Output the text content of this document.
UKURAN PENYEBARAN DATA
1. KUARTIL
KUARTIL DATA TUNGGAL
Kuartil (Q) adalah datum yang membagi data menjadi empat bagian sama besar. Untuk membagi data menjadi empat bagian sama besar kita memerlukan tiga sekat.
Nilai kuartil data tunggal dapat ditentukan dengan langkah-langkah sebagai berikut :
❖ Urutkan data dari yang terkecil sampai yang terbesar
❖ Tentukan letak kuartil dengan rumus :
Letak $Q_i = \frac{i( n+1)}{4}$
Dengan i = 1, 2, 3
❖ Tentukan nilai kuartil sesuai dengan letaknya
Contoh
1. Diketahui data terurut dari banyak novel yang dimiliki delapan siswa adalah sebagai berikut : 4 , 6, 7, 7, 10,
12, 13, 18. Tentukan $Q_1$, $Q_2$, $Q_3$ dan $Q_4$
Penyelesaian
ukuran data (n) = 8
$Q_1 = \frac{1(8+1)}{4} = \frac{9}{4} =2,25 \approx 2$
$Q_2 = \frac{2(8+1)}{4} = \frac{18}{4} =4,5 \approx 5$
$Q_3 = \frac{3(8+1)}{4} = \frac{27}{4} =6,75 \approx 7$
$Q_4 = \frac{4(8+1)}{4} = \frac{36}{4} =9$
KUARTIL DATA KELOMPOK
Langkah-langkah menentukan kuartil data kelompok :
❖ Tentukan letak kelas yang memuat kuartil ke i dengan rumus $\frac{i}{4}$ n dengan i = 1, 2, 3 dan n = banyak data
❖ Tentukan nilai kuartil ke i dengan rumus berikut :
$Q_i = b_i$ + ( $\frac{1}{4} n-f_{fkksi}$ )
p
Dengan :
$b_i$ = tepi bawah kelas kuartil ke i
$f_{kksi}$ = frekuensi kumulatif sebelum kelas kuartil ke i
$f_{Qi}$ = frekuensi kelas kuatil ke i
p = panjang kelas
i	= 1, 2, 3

*-*-*

| TASK BRIEF |
Copy every record exactly, with nothing added or dropped.

| RESPONSE |
Output the text content of this document.
UKURAN PENYEBARAN DATA
1. KUARTIL
KUARTIL DATA TUNGGAL
Kuartil (Q) adalah datum yang membagi data menjadi empat bagian sama besar. Untuk membagi data menjadi empat bagian sama besar kita memerlukan tiga sekat.
Nilai kuartil data tunggal dapat ditentukan dengan langkah-langkah sebagai berikut :
❖ Urutkan data dari yang terkecil sampai yang terbesar
❖ Tentukan letak kuartil dengan rumus :
Letak $Q_i = \frac{i( n+1)}{4}$
Dengan i = 1, 2, 3
❖ Tentukan nilai kuartil sesuai dengan letaknya
Contoh
1. Diketahui data terurut dari banyak novel yang dimiliki delapan siswa adalah sebagai berikut : 4 , 6, 7, 7, 10,
12, 13, 18. Tentukan $Q_1$, $Q_2$, $Q_3$ dan $Q_4$
Penyelesaian
ukuran data (n) = 8
$Q_1 = \frac{1(8+1)}{4} = \frac{9}{4} =2,25 \approx 2$
$Q_2 = \frac{2(8+1)}{4} = \frac{18}{4} =4,5 \approx 5$
$Q_3 = \frac{3(8+1)}{4} = \frac{27}{4} =6,75 \approx 7$
$Q_4 = \frac{4(8+1)}{4} = \frac{36}{4} =9$
KUARTIL DATA KELOMPOK
Langkah-langkah menentukan kuartil data kelompok :
❖ Tentukan letak kelas yang memuat kuartil ke i dengan rumus $\frac{i}{4}$ n dengan i = 1, 2, 3 dan n = banyak data
❖ Tentukan nilai kuartil ke i dengan rumus berikut :
$Q_i = b_i$ + ( $\frac{1}{4} n-f_{fkksi}$ )
p
Dengan :
$b_i$ = tepi bawah kelas kuartil ke i
$f_{kksi}$ = frekuensi kumulatif sebelum kelas kuartil ke i
$f_{Qi}$ = frekuensi kelas kuatil ke i
p = panjang kelas
i	= 1, 2, 3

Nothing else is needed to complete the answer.